PROBLEM STATEMENT — Single out the lines of the material that contain "объектов" and copy them.

RECORDS PROVIDED —

┌──

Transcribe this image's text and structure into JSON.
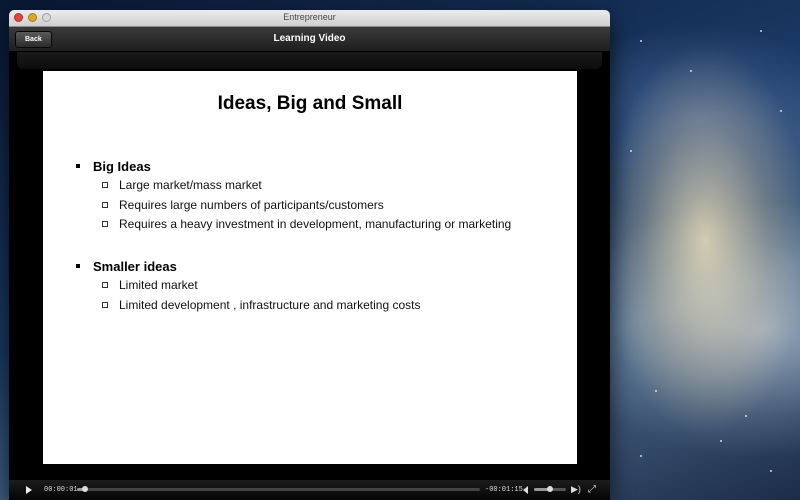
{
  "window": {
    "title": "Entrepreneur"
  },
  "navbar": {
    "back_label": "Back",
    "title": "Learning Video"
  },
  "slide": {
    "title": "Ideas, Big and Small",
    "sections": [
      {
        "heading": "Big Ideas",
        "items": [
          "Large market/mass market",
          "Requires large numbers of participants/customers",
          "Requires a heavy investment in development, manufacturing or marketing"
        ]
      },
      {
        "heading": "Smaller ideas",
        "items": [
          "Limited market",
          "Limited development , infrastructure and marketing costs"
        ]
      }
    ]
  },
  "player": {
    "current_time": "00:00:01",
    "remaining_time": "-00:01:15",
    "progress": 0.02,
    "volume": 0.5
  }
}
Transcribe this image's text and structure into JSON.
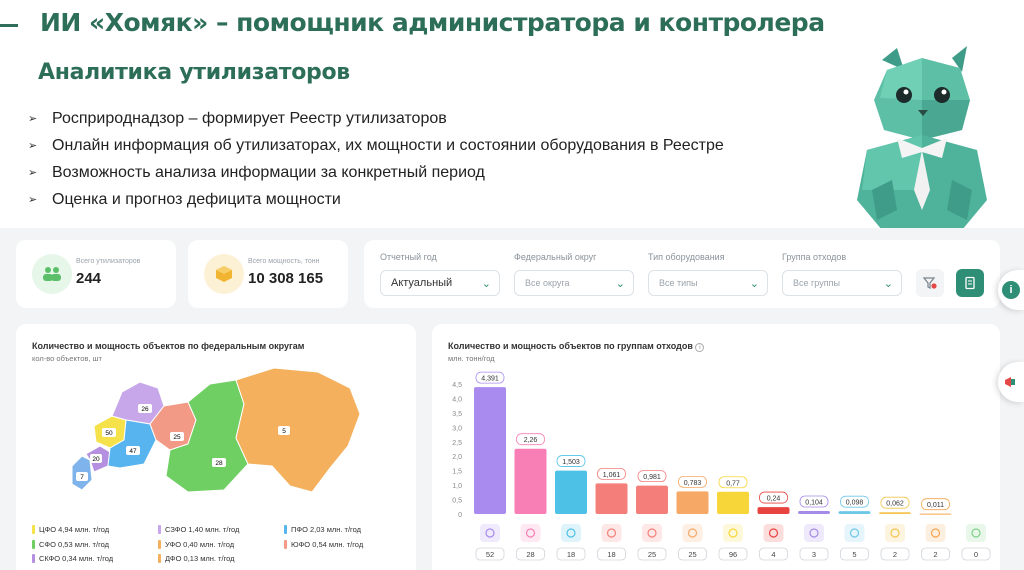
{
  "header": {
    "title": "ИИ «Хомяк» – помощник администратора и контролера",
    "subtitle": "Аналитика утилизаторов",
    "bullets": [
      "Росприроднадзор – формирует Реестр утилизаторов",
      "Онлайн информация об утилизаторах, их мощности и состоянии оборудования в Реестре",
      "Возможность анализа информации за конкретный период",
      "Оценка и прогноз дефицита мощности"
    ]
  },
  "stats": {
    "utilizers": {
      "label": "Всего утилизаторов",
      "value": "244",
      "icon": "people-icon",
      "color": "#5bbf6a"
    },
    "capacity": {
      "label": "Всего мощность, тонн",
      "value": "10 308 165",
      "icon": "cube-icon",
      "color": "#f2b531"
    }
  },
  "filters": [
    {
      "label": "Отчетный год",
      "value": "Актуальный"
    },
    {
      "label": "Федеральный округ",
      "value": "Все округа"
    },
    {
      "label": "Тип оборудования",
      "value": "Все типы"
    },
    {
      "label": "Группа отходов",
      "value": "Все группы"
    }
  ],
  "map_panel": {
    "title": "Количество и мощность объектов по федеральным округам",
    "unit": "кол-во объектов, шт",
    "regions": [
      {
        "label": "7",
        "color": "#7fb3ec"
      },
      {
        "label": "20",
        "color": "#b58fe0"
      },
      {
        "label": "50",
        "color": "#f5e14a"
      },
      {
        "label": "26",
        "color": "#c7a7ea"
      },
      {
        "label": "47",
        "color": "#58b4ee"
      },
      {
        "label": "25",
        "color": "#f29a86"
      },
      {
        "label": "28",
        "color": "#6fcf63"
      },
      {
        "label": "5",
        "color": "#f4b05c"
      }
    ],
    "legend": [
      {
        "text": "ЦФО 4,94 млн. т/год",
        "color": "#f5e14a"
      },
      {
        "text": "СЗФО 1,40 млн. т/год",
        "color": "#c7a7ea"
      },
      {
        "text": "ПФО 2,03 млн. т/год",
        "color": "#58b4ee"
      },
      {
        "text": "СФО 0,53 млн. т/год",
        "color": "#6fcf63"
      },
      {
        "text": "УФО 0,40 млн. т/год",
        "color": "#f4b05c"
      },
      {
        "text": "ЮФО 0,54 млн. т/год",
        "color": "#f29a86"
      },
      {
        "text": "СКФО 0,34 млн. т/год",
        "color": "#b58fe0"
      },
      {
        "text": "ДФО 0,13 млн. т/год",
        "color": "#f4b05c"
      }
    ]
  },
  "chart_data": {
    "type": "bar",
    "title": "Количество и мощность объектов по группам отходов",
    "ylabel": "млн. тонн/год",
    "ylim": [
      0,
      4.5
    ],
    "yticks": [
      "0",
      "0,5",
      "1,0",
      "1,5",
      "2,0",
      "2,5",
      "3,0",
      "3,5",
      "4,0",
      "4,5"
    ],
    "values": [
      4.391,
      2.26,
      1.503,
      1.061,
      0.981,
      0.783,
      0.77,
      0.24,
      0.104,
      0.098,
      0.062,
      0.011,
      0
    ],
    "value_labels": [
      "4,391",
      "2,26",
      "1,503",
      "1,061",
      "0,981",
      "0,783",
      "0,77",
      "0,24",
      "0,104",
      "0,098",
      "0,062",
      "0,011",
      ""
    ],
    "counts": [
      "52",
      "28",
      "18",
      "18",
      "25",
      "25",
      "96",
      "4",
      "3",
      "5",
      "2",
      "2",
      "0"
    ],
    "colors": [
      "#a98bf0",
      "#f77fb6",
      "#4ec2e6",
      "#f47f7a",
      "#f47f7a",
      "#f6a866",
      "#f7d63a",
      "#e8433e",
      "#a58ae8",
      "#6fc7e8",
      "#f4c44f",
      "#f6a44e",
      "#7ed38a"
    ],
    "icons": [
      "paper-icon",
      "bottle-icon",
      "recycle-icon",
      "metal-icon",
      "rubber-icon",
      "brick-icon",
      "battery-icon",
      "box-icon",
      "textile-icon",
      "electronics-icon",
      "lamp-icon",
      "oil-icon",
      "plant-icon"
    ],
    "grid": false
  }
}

└──

THE COMPLETED TASK —
    "title": "Количество и мощность объектов по федеральным округам",
    "unit": "кол-во объектов, шт",
    "title": "Количество и мощность объектов по группам отходов",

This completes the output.